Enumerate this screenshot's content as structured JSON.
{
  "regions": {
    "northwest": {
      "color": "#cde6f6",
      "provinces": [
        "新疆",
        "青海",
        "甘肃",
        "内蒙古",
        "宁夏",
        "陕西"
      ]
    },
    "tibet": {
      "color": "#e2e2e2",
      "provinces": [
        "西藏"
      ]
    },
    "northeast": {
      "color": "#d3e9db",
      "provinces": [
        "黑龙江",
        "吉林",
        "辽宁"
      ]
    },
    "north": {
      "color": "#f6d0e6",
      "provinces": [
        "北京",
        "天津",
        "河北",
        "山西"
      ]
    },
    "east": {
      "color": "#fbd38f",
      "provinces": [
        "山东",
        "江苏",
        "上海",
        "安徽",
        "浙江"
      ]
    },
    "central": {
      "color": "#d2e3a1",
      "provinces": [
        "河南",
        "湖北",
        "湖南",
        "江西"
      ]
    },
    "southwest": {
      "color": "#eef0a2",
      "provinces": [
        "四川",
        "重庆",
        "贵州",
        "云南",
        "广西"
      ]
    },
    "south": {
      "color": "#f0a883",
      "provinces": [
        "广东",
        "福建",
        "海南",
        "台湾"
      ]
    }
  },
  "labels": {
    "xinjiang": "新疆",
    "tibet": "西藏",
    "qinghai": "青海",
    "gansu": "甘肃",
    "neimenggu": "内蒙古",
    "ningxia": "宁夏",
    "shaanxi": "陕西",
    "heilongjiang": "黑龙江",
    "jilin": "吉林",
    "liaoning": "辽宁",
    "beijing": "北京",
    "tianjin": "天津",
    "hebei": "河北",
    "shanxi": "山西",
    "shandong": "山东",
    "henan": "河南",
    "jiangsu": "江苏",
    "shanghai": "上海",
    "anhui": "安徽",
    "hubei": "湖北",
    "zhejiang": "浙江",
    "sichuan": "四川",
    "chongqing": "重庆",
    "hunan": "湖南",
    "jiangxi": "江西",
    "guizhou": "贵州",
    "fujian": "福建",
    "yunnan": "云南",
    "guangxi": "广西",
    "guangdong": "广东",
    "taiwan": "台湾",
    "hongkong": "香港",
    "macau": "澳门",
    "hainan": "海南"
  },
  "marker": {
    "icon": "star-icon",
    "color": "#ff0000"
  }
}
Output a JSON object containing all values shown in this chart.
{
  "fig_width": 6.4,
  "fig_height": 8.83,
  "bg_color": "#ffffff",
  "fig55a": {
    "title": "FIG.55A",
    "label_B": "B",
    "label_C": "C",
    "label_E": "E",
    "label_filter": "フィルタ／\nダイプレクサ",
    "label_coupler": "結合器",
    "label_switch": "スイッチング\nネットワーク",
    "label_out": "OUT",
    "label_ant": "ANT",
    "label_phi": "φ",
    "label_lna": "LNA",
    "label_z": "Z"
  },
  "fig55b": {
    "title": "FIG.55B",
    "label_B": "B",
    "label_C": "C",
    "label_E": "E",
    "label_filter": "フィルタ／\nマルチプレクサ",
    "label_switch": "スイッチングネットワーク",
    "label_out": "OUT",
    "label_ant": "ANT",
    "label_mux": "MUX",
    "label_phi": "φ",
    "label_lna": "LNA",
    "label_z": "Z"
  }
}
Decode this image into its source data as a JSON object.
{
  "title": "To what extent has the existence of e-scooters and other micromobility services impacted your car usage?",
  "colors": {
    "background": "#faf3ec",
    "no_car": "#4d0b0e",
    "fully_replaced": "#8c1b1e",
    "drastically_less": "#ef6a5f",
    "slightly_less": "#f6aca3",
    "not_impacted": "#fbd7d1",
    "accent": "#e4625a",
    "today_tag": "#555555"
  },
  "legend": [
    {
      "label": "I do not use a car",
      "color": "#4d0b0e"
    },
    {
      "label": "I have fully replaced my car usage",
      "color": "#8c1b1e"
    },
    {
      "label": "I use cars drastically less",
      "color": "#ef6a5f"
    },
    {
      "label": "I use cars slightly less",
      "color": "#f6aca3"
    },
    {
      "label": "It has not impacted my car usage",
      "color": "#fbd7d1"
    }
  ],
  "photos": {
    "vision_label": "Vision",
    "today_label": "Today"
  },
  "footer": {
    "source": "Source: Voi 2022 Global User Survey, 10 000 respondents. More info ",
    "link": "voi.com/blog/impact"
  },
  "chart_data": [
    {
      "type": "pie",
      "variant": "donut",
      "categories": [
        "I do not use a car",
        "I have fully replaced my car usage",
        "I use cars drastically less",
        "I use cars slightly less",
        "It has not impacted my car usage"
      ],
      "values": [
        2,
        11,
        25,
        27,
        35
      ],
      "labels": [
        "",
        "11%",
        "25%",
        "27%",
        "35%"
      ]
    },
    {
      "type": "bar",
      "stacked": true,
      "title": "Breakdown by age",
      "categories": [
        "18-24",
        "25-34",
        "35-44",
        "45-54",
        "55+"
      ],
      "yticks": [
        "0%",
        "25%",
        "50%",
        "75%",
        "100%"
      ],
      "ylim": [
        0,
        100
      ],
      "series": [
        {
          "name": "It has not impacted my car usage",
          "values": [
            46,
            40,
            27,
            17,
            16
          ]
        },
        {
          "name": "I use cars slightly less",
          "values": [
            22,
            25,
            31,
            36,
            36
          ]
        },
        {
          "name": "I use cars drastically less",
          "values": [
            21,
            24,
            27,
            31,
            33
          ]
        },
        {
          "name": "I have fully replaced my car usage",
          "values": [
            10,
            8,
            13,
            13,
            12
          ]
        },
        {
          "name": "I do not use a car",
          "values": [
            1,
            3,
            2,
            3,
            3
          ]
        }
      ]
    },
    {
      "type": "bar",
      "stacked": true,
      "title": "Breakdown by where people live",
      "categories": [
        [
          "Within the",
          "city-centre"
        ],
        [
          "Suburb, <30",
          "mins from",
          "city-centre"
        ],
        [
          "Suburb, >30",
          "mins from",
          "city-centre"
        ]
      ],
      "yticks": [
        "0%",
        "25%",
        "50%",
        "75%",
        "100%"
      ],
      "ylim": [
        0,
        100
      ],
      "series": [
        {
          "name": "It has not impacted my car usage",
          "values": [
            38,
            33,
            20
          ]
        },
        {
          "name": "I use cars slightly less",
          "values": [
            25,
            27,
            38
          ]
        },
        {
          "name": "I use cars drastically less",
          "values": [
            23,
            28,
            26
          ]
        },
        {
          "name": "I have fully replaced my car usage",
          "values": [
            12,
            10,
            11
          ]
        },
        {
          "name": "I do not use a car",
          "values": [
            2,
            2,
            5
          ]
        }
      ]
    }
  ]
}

### Task to complete
Using the listing above, show every line that includes the string "Breakdown".

### Result for this task
      "title": "Breakdown by age",
      "title": "Breakdown by where people live",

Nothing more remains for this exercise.